──────── DATASET
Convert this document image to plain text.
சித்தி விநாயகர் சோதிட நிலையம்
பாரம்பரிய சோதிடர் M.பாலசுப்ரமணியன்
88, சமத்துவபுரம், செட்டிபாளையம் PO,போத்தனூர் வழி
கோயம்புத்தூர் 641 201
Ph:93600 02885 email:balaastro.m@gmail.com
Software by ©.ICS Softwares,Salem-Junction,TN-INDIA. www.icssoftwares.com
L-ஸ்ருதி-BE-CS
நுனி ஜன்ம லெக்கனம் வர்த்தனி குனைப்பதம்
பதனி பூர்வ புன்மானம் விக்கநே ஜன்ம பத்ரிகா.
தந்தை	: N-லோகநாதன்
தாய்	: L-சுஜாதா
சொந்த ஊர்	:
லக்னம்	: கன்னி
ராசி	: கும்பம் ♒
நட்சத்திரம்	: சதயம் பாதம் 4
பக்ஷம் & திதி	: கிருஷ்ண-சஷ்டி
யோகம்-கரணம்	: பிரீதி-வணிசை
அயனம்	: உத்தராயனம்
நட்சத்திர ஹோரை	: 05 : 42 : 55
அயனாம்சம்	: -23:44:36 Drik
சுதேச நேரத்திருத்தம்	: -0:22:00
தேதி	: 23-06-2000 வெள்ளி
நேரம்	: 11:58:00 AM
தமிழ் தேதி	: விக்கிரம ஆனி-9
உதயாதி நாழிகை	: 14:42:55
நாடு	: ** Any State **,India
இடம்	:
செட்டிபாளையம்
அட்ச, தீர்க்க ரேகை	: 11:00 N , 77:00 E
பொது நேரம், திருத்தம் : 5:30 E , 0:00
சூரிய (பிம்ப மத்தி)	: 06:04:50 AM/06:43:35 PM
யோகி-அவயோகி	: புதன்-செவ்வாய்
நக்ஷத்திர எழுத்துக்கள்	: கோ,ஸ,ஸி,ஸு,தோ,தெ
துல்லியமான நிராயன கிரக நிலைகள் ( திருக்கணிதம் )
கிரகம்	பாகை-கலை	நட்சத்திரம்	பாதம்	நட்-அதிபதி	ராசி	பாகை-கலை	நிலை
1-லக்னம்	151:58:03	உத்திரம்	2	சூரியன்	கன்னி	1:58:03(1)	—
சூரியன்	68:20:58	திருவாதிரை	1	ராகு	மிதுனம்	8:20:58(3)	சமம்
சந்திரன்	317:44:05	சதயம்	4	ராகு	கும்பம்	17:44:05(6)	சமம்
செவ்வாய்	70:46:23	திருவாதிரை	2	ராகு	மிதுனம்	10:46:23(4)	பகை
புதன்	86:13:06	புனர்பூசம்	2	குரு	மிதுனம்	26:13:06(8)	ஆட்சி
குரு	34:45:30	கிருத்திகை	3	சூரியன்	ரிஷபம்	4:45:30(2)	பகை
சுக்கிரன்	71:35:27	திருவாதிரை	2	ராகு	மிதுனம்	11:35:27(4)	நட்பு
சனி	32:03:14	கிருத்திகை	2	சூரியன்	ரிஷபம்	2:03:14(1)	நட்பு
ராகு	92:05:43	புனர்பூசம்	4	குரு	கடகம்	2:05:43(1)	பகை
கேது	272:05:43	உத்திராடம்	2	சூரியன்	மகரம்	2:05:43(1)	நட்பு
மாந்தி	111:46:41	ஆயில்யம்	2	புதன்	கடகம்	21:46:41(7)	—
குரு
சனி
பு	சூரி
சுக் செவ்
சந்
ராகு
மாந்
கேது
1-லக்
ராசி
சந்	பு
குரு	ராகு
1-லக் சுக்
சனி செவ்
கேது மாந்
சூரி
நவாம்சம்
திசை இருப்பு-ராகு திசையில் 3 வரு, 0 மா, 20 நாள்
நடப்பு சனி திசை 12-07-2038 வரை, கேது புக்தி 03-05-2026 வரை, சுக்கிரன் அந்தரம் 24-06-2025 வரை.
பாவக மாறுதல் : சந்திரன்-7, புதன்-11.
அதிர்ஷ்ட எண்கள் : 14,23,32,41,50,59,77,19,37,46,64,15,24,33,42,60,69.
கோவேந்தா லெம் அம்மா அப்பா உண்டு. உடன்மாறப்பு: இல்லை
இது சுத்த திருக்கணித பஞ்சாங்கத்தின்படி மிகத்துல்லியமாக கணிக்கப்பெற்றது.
────────────────
EXERCISE REQUIREMENTS: Pull out each line of the listing that holds the string "சதயம".

ANSWER TO THE PROBLEM:
நட்சத்திரம்	: சதயம் பாதம் 4
சந்திரன்	317:44:05	சதயம்	4	ராகு	கும்பம்	17:44:05(6)	சமம்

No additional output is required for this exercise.